--- Exercise objective ---
Return every line of the material exactly.

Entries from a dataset
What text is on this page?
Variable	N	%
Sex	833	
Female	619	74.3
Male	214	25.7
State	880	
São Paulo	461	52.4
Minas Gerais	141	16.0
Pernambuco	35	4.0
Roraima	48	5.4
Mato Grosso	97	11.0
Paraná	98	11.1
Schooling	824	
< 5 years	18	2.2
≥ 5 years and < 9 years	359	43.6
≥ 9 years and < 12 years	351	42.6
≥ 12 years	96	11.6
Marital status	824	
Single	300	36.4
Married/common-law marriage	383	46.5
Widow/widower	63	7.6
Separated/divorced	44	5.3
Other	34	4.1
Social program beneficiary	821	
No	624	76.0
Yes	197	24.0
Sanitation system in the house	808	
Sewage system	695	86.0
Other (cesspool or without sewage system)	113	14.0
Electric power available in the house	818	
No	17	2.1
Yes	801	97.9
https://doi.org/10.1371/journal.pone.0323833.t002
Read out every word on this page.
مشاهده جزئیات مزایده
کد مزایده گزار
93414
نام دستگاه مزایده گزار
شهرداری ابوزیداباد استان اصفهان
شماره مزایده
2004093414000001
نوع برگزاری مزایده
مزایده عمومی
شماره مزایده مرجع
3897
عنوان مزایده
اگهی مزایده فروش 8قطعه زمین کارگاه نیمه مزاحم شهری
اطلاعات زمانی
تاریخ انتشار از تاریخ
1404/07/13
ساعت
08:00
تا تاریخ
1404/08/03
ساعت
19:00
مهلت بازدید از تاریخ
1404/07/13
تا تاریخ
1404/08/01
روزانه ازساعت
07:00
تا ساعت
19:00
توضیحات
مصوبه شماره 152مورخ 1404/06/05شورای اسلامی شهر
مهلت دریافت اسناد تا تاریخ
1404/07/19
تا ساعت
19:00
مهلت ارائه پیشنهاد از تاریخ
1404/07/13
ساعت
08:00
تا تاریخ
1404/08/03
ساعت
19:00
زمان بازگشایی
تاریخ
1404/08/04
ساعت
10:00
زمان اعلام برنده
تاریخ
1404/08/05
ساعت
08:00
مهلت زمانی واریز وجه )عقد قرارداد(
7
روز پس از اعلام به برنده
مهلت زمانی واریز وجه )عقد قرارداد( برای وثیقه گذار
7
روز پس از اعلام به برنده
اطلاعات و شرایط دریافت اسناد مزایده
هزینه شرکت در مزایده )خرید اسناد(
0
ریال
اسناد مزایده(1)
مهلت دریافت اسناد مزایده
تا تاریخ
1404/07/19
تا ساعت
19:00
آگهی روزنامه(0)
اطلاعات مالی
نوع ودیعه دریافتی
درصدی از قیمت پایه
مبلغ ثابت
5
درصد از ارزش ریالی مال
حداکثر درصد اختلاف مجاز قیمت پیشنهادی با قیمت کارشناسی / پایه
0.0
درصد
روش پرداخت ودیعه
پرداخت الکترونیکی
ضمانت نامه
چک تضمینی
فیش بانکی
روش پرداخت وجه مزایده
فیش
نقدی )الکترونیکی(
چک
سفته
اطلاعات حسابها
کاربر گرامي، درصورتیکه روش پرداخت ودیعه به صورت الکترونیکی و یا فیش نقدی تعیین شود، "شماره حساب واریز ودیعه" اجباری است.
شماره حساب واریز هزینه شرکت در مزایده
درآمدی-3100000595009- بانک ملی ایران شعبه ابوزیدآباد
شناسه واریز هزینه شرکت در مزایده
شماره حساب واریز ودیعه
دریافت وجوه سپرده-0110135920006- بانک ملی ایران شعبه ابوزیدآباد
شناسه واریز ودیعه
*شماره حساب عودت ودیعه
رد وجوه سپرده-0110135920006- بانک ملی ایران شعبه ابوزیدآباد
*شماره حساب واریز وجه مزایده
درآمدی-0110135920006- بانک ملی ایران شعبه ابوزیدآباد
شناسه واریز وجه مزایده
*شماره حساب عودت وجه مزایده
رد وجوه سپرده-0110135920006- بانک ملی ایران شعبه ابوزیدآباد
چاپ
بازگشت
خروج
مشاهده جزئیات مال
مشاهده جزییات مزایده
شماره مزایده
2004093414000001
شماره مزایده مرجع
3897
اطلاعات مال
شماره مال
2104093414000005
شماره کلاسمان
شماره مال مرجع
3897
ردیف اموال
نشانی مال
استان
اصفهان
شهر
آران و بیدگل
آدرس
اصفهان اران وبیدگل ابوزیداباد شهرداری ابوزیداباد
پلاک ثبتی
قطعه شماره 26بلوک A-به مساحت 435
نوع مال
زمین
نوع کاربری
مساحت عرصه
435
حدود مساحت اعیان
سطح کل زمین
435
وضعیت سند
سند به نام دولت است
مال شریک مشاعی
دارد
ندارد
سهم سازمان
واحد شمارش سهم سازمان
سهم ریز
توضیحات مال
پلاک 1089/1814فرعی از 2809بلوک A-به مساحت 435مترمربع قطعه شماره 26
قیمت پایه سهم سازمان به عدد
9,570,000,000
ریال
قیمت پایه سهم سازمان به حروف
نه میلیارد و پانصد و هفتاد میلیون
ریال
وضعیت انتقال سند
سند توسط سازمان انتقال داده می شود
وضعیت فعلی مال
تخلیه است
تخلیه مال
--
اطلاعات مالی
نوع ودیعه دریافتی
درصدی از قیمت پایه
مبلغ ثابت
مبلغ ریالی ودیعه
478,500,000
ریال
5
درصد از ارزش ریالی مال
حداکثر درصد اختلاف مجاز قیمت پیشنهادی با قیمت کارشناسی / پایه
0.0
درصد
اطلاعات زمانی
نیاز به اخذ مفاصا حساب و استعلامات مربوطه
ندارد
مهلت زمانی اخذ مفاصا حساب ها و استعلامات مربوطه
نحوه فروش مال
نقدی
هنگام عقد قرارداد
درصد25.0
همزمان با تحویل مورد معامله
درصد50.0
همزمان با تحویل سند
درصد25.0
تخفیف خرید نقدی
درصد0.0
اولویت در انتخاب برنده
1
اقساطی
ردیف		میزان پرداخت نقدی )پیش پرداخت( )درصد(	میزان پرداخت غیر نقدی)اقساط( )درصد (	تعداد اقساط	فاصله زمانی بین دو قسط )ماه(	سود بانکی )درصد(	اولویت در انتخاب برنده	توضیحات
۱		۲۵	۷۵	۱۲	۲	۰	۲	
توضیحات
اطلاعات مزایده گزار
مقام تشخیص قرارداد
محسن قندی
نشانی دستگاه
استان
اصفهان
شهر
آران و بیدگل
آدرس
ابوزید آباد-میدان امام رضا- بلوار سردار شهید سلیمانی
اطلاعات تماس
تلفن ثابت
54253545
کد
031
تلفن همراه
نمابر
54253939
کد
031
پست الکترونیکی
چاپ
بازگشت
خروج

--- Exercise result ---
What text is on this page?
Variable	N	%
Sex	833	
Female	619	74.3
Male	214	25.7
State	880	
São Paulo	461	52.4
Minas Gerais	141	16.0
Pernambuco	35	4.0
Roraima	48	5.4
Mato Grosso	97	11.0
Paraná	98	11.1
Schooling	824	
< 5 years	18	2.2
≥ 5 years and < 9 years	359	43.6
≥ 9 years and < 12 years	351	42.6
≥ 12 years	96	11.6
Marital status	824	
Single	300	36.4
Married/common-law marriage	383	46.5
Widow/widower	63	7.6
Separated/divorced	44	5.3
Other	34	4.1
Social program beneficiary	821	
No	624	76.0
Yes	197	24.0
Sanitation system in the house	808	
Sewage system	695	86.0
Other (cesspool or without sewage system)	113	14.0
Electric power available in the house	818	
No	17	2.1
Yes	801	97.9
https://doi.org/10.1371/journal.pone.0323833.t002
Read out every word on this page.
مشاهده جزئیات مزایده
کد مزایده گزار
93414
نام دستگاه مزایده گزار
شهرداری ابوزیداباد استان اصفهان
شماره مزایده
2004093414000001
نوع برگزاری مزایده
مزایده عمومی
شماره مزایده مرجع
3897
عنوان مزایده
اگهی مزایده فروش 8قطعه زمین کارگاه نیمه مزاحم شهری
اطلاعات زمانی
تاریخ انتشار از تاریخ
1404/07/13
ساعت
08:00
تا تاریخ
1404/08/03
ساعت
19:00
مهلت بازدید از تاریخ
1404/07/13
تا تاریخ
1404/08/01
روزانه ازساعت
07:00
تا ساعت
19:00
توضیحات
مصوبه شماره 152مورخ 1404/06/05شورای اسلامی شهر
مهلت دریافت اسناد تا تاریخ
1404/07/19
تا ساعت
19:00
مهلت ارائه پیشنهاد از تاریخ
1404/07/13
ساعت
08:00
تا تاریخ
1404/08/03
ساعت
19:00
زمان بازگشایی
تاریخ
1404/08/04
ساعت
10:00
زمان اعلام برنده
تاریخ
1404/08/05
ساعت
08:00
مهلت زمانی واریز وجه )عقد قرارداد(
7
روز پس از اعلام به برنده
مهلت زمانی واریز وجه )عقد قرارداد( برای وثیقه گذار
7
روز پس از اعلام به برنده
اطلاعات و شرایط دریافت اسناد مزایده
هزینه شرکت در مزایده )خرید اسناد(
0
ریال
اسناد مزایده(1)
مهلت دریافت اسناد مزایده
تا تاریخ
1404/07/19
تا ساعت
19:00
آگهی روزنامه(0)
اطلاعات مالی
نوع ودیعه دریافتی
درصدی از قیمت پایه
مبلغ ثابت
5
درصد از ارزش ریالی مال
حداکثر درصد اختلاف مجاز قیمت پیشنهادی با قیمت کارشناسی / پایه
0.0
درصد
روش پرداخت ودیعه
پرداخت الکترونیکی
ضمانت نامه
چک تضمینی
فیش بانکی
روش پرداخت وجه مزایده
فیش
نقدی )الکترونیکی(
چک
سفته
اطلاعات حسابها
کاربر گرامي، درصورتیکه روش پرداخت ودیعه به صورت الکترونیکی و یا فیش نقدی تعیین شود، "شماره حساب واریز ودیعه" اجباری است.
شماره حساب واریز هزینه شرکت در مزایده
درآمدی-3100000595009- بانک ملی ایران شعبه ابوزیدآباد
شناسه واریز هزینه شرکت در مزایده
شماره حساب واریز ودیعه
دریافت وجوه سپرده-0110135920006- بانک ملی ایران شعبه ابوزیدآباد
شناسه واریز ودیعه
*شماره حساب عودت ودیعه
رد وجوه سپرده-0110135920006- بانک ملی ایران شعبه ابوزیدآباد
*شماره حساب واریز وجه مزایده
درآمدی-0110135920006- بانک ملی ایران شعبه ابوزیدآباد
شناسه واریز وجه مزایده
*شماره حساب عودت وجه مزایده
رد وجوه سپرده-0110135920006- بانک ملی ایران شعبه ابوزیدآباد
چاپ
بازگشت
خروج
مشاهده جزئیات مال
مشاهده جزییات مزایده
شماره مزایده
2004093414000001
شماره مزایده مرجع
3897
اطلاعات مال
شماره مال
2104093414000005
شماره کلاسمان
شماره مال مرجع
3897
ردیف اموال
نشانی مال
استان
اصفهان
شهر
آران و بیدگل
آدرس
اصفهان اران وبیدگل ابوزیداباد شهرداری ابوزیداباد
پلاک ثبتی
قطعه شماره 26بلوک A-به مساحت 435
نوع مال
زمین
نوع کاربری
مساحت عرصه
435
حدود مساحت اعیان
سطح کل زمین
435
وضعیت سند
سند به نام دولت است
مال شریک مشاعی
دارد
ندارد
سهم سازمان
واحد شمارش سهم سازمان
سهم ریز
توضیحات مال
پلاک 1089/1814فرعی از 2809بلوک A-به مساحت 435مترمربع قطعه شماره 26
قیمت پایه سهم سازمان به عدد
9,570,000,000
ریال
قیمت پایه سهم سازمان به حروف
نه میلیارد و پانصد و هفتاد میلیون
ریال
وضعیت انتقال سند
سند توسط سازمان انتقال داده می شود
وضعیت فعلی مال
تخلیه است
تخلیه مال
--
اطلاعات مالی
نوع ودیعه دریافتی
درصدی از قیمت پایه
مبلغ ثابت
مبلغ ریالی ودیعه
478,500,000
ریال
5
درصد از ارزش ریالی مال
حداکثر درصد اختلاف مجاز قیمت پیشنهادی با قیمت کارشناسی / پایه
0.0
درصد
اطلاعات زمانی
نیاز به اخذ مفاصا حساب و استعلامات مربوطه
ندارد
مهلت زمانی اخذ مفاصا حساب ها و استعلامات مربوطه
نحوه فروش مال
نقدی
هنگام عقد قرارداد
درصد25.0
همزمان با تحویل مورد معامله
درصد50.0
همزمان با تحویل سند
درصد25.0
تخفیف خرید نقدی
درصد0.0
اولویت در انتخاب برنده
1
اقساطی
ردیف		میزان پرداخت نقدی )پیش پرداخت( )درصد(	میزان پرداخت غیر نقدی)اقساط( )درصد (	تعداد اقساط	فاصله زمانی بین دو قسط )ماه(	سود بانکی )درصد(	اولویت در انتخاب برنده	توضیحات
۱		۲۵	۷۵	۱۲	۲	۰	۲	
توضیحات
اطلاعات مزایده گزار
مقام تشخیص قرارداد
محسن قندی
نشانی دستگاه
استان
اصفهان
شهر
آران و بیدگل
آدرس
ابوزید آباد-میدان امام رضا- بلوار سردار شهید سلیمانی
اطلاعات تماس
تلفن ثابت
54253545
کد
031
تلفن همراه
نمابر
54253939
کد
031
پست الکترونیکی
چاپ
بازگشت
خروج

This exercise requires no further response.